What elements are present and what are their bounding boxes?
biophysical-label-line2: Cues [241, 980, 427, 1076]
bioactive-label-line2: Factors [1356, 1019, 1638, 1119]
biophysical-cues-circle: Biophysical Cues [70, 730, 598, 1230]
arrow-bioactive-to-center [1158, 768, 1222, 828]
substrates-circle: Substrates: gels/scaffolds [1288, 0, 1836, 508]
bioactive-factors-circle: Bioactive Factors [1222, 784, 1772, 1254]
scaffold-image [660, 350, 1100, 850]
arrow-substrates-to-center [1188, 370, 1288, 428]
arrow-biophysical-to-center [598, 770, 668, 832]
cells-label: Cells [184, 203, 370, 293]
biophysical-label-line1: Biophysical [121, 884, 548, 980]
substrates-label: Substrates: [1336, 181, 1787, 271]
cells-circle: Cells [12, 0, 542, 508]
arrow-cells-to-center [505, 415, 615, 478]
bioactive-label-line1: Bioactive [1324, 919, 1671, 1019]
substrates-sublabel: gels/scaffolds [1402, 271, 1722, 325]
--- --- ---
- [TASK OBJECTIVE]:
In the records above, find each line that mentions the word "gels", and copy it.

- [SOLUTION FOR THIS EXERCISE]:
substrates-circle: Substrates: gels/scaffolds [1288, 0, 1836, 508]
substrates-sublabel: gels/scaffolds [1402, 271, 1722, 325]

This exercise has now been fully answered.